**Given problem**
Copy the records below exactly, leaving out every picture.

--- Begin The input ---

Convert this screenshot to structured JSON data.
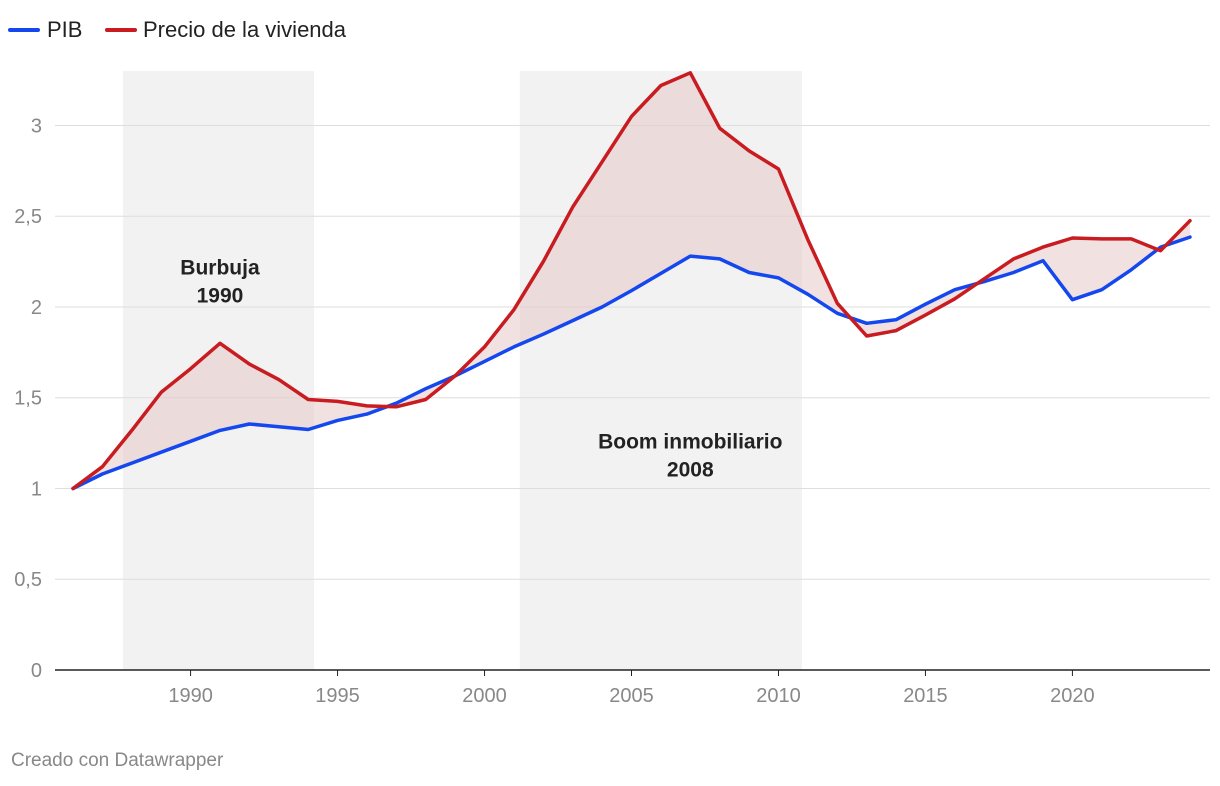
{
  "chart_data": {
    "type": "line",
    "title": "",
    "xlabel": "",
    "ylabel": "",
    "xlim": [
      1986,
      2024
    ],
    "ylim": [
      0,
      3.3
    ],
    "x_ticks": [
      1990,
      1995,
      2000,
      2005,
      2010,
      2015,
      2020
    ],
    "x_tick_labels": [
      "1990",
      "1995",
      "2000",
      "2005",
      "2010",
      "2015",
      "2020"
    ],
    "y_ticks": [
      0,
      0.5,
      1,
      1.5,
      2,
      2.5,
      3
    ],
    "y_tick_labels": [
      "0",
      "0,5",
      "1",
      "1,5",
      "2",
      "2,5",
      "3"
    ],
    "grid": true,
    "legend_position": "top-left",
    "x": [
      1986,
      1987,
      1988,
      1989,
      1990,
      1991,
      1992,
      1993,
      1994,
      1995,
      1996,
      1997,
      1998,
      1999,
      2000,
      2001,
      2002,
      2003,
      2004,
      2005,
      2006,
      2007,
      2008,
      2009,
      2010,
      2011,
      2012,
      2013,
      2014,
      2015,
      2016,
      2017,
      2018,
      2019,
      2020,
      2021,
      2022,
      2023,
      2024
    ],
    "series": [
      {
        "name": "PIB",
        "color": "#1448ee",
        "values": [
          1.0,
          1.08,
          1.14,
          1.2,
          1.26,
          1.32,
          1.355,
          1.34,
          1.325,
          1.375,
          1.41,
          1.47,
          1.55,
          1.62,
          1.7,
          1.78,
          1.85,
          1.925,
          2.0,
          2.09,
          2.185,
          2.28,
          2.265,
          2.19,
          2.16,
          2.07,
          1.965,
          1.91,
          1.93,
          2.015,
          2.095,
          2.14,
          2.19,
          2.255,
          2.04,
          2.095,
          2.205,
          2.33,
          2.385
        ]
      },
      {
        "name": "Precio de la vivienda",
        "color": "#c81c21",
        "values": [
          1.0,
          1.12,
          1.32,
          1.53,
          1.66,
          1.8,
          1.685,
          1.6,
          1.49,
          1.48,
          1.455,
          1.45,
          1.49,
          1.62,
          1.78,
          1.985,
          2.25,
          2.55,
          2.8,
          3.05,
          3.22,
          3.29,
          2.985,
          2.86,
          2.76,
          2.37,
          2.02,
          1.84,
          1.87,
          1.955,
          2.045,
          2.155,
          2.265,
          2.33,
          2.38,
          2.375,
          2.375,
          2.31,
          2.475
        ]
      }
    ],
    "fill_between": {
      "color": "#e8c8c8",
      "opacity": 0.55
    },
    "shaded_periods": [
      {
        "start": 1987.7,
        "end": 1994.2,
        "label_lines": [
          "Burbuja",
          "1990"
        ],
        "label_x": 1991,
        "label_y": 2.18
      },
      {
        "start": 2001.2,
        "end": 2010.8,
        "label_lines": [
          "Boom inmobiliario",
          "2008"
        ],
        "label_x": 2007,
        "label_y": 1.22
      }
    ]
  },
  "footer": {
    "credit": "Creado con Datawrapper"
  }
}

--- End The input ---

**Full solution**
Convert this screenshot to structured JSON data.
{
  "chart_data": {
    "type": "line",
    "title": "",
    "xlabel": "",
    "ylabel": "",
    "xlim": [
      1986,
      2024
    ],
    "ylim": [
      0,
      3.3
    ],
    "x_ticks": [
      1990,
      1995,
      2000,
      2005,
      2010,
      2015,
      2020
    ],
    "x_tick_labels": [
      "1990",
      "1995",
      "2000",
      "2005",
      "2010",
      "2015",
      "2020"
    ],
    "y_ticks": [
      0,
      0.5,
      1,
      1.5,
      2,
      2.5,
      3
    ],
    "y_tick_labels": [
      "0",
      "0,5",
      "1",
      "1,5",
      "2",
      "2,5",
      "3"
    ],
    "grid": true,
    "legend_position": "top-left",
    "x": [
      1986,
      1987,
      1988,
      1989,
      1990,
      1991,
      1992,
      1993,
      1994,
      1995,
      1996,
      1997,
      1998,
      1999,
      2000,
      2001,
      2002,
      2003,
      2004,
      2005,
      2006,
      2007,
      2008,
      2009,
      2010,
      2011,
      2012,
      2013,
      2014,
      2015,
      2016,
      2017,
      2018,
      2019,
      2020,
      2021,
      2022,
      2023,
      2024
    ],
    "series": [
      {
        "name": "PIB",
        "color": "#1448ee",
        "values": [
          1.0,
          1.08,
          1.14,
          1.2,
          1.26,
          1.32,
          1.355,
          1.34,
          1.325,
          1.375,
          1.41,
          1.47,
          1.55,
          1.62,
          1.7,
          1.78,
          1.85,
          1.925,
          2.0,
          2.09,
          2.185,
          2.28,
          2.265,
          2.19,
          2.16,
          2.07,
          1.965,
          1.91,
          1.93,
          2.015,
          2.095,
          2.14,
          2.19,
          2.255,
          2.04,
          2.095,
          2.205,
          2.33,
          2.385
        ]
      },
      {
        "name": "Precio de la vivienda",
        "color": "#c81c21",
        "values": [
          1.0,
          1.12,
          1.32,
          1.53,
          1.66,
          1.8,
          1.685,
          1.6,
          1.49,
          1.48,
          1.455,
          1.45,
          1.49,
          1.62,
          1.78,
          1.985,
          2.25,
          2.55,
          2.8,
          3.05,
          3.22,
          3.29,
          2.985,
          2.86,
          2.76,
          2.37,
          2.02,
          1.84,
          1.87,
          1.955,
          2.045,
          2.155,
          2.265,
          2.33,
          2.38,
          2.375,
          2.375,
          2.31,
          2.475
        ]
      }
    ],
    "fill_between": {
      "color": "#e8c8c8",
      "opacity": 0.55
    },
    "shaded_periods": [
      {
        "start": 1987.7,
        "end": 1994.2,
        "label_lines": [
          "Burbuja",
          "1990"
        ],
        "label_x": 1991,
        "label_y": 2.18
      },
      {
        "start": 2001.2,
        "end": 2010.8,
        "label_lines": [
          "Boom inmobiliario",
          "2008"
        ],
        "label_x": 2007,
        "label_y": 1.22
      }
    ]
  },
  "footer": {
    "credit": "Creado con Datawrapper"
  }
}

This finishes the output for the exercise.